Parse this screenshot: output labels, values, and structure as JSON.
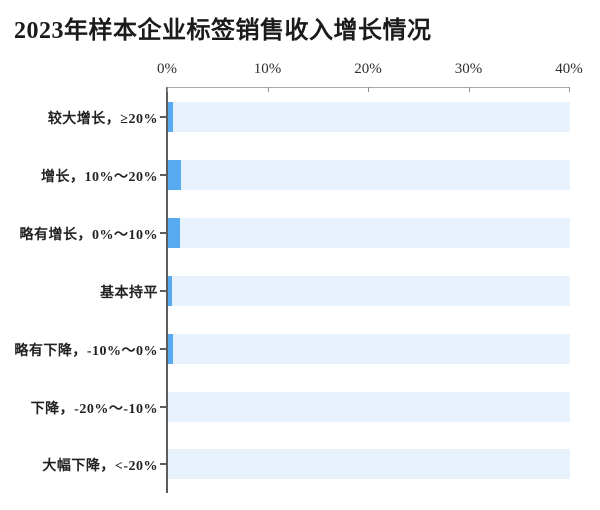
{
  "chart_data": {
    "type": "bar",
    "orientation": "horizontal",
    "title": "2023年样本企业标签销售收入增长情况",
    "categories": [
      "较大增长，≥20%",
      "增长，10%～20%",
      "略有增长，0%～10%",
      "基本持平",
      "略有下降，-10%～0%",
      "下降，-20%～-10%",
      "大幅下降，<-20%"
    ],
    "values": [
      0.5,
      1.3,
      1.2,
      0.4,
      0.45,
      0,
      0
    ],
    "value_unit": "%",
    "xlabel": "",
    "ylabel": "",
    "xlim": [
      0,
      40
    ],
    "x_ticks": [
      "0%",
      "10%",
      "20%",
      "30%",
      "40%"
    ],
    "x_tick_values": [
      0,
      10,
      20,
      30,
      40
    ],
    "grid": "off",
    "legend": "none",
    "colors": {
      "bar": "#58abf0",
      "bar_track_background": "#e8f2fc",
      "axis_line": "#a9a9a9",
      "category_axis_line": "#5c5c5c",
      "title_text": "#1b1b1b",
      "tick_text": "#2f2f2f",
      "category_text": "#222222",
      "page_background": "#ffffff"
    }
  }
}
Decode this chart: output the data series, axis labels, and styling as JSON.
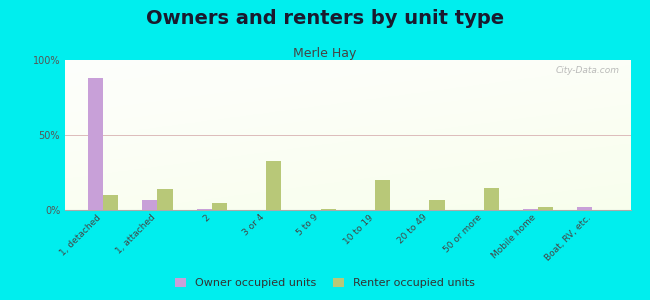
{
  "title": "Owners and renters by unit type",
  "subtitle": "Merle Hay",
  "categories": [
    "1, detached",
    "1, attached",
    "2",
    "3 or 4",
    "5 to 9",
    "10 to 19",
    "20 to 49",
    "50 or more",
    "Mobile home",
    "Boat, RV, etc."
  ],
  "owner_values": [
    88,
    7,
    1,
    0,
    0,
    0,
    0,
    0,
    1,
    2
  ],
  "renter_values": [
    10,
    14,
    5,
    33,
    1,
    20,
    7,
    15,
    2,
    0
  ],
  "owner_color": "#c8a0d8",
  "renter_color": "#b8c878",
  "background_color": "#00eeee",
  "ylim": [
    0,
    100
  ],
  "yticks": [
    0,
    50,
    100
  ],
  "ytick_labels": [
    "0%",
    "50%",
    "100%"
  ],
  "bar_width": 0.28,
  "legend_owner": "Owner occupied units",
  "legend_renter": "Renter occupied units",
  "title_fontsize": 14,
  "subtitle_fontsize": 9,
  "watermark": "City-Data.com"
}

• • • • • • •

### The problem
Extract each line from the listing that holds the word "this".

### Answer for the task
Parse this screenshot: output labels, values, and structure as JSON.
Decode this chart: output the data series, axis labels, and styling as JSON.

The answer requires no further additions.